#### WORK TO COMPLETE
The records below should be written out again, exactly.

#### SUPPLIED DATA
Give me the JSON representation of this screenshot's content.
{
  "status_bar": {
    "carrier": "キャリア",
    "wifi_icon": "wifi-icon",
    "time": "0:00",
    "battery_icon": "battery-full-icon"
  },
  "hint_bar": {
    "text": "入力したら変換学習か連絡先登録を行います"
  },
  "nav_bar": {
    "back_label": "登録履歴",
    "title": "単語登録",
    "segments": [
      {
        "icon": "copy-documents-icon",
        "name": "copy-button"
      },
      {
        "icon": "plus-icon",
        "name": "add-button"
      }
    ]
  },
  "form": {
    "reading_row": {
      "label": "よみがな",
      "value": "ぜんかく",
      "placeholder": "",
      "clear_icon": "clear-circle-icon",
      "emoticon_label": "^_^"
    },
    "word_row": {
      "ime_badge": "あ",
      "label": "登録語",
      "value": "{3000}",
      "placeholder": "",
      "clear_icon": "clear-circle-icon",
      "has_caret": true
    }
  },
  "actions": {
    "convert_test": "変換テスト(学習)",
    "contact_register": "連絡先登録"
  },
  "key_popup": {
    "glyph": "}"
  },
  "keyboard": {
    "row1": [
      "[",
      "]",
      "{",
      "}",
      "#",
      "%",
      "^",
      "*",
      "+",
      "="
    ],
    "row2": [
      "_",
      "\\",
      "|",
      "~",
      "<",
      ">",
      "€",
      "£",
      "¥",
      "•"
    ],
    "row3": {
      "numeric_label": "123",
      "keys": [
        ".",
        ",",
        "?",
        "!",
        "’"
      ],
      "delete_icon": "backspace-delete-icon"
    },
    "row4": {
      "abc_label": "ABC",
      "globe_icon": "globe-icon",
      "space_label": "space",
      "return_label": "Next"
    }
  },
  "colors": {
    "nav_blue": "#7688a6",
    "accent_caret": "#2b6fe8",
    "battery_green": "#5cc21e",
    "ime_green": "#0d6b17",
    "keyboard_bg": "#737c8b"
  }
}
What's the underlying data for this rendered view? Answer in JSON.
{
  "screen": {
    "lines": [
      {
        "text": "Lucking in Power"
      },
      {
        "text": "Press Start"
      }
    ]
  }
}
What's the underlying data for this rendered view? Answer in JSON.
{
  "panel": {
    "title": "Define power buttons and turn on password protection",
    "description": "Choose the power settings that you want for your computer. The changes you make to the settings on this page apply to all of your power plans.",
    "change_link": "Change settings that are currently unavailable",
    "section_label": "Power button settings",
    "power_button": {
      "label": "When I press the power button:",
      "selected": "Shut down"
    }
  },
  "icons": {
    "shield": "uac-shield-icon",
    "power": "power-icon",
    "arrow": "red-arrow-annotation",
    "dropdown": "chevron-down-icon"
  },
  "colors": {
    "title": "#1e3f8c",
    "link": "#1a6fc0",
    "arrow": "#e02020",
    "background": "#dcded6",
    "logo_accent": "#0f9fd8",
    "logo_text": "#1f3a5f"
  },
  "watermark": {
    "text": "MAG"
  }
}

#### COMPLETED TASK
Give me the JSON representation of this screenshot's content.
{
  "status_bar": {
    "carrier": "キャリア",
    "wifi_icon": "wifi-icon",
    "time": "0:00",
    "battery_icon": "battery-full-icon"
  },
  "hint_bar": {
    "text": "入力したら変換学習か連絡先登録を行います"
  },
  "nav_bar": {
    "back_label": "登録履歴",
    "title": "単語登録",
    "segments": [
      {
        "icon": "copy-documents-icon",
        "name": "copy-button"
      },
      {
        "icon": "plus-icon",
        "name": "add-button"
      }
    ]
  },
  "form": {
    "reading_row": {
      "label": "よみがな",
      "value": "ぜんかく",
      "placeholder": "",
      "clear_icon": "clear-circle-icon",
      "emoticon_label": "^_^"
    },
    "word_row": {
      "ime_badge": "あ",
      "label": "登録語",
      "value": "{3000}",
      "placeholder": "",
      "clear_icon": "clear-circle-icon",
      "has_caret": true
    }
  },
  "actions": {
    "convert_test": "変換テスト(学習)",
    "contact_register": "連絡先登録"
  },
  "key_popup": {
    "glyph": "}"
  },
  "keyboard": {
    "row1": [
      "[",
      "]",
      "{",
      "}",
      "#",
      "%",
      "^",
      "*",
      "+",
      "="
    ],
    "row2": [
      "_",
      "\\",
      "|",
      "~",
      "<",
      ">",
      "€",
      "£",
      "¥",
      "•"
    ],
    "row3": {
      "numeric_label": "123",
      "keys": [
        ".",
        ",",
        "?",
        "!",
        "’"
      ],
      "delete_icon": "backspace-delete-icon"
    },
    "row4": {
      "abc_label": "ABC",
      "globe_icon": "globe-icon",
      "space_label": "space",
      "return_label": "Next"
    }
  },
  "colors": {
    "nav_blue": "#7688a6",
    "accent_caret": "#2b6fe8",
    "battery_green": "#5cc21e",
    "ime_green": "#0d6b17",
    "keyboard_bg": "#737c8b"
  }
}
What's the underlying data for this rendered view? Answer in JSON.
{
  "screen": {
    "lines": [
      {
        "text": "Lucking in Power"
      },
      {
        "text": "Press Start"
      }
    ]
  }
}
What's the underlying data for this rendered view? Answer in JSON.
{
  "panel": {
    "title": "Define power buttons and turn on password protection",
    "description": "Choose the power settings that you want for your computer. The changes you make to the settings on this page apply to all of your power plans.",
    "change_link": "Change settings that are currently unavailable",
    "section_label": "Power button settings",
    "power_button": {
      "label": "When I press the power button:",
      "selected": "Shut down"
    }
  },
  "icons": {
    "shield": "uac-shield-icon",
    "power": "power-icon",
    "arrow": "red-arrow-annotation",
    "dropdown": "chevron-down-icon"
  },
  "colors": {
    "title": "#1e3f8c",
    "link": "#1a6fc0",
    "arrow": "#e02020",
    "background": "#dcded6",
    "logo_accent": "#0f9fd8",
    "logo_text": "#1f3a5f"
  },
  "watermark": {
    "text": "MAG"
  }
}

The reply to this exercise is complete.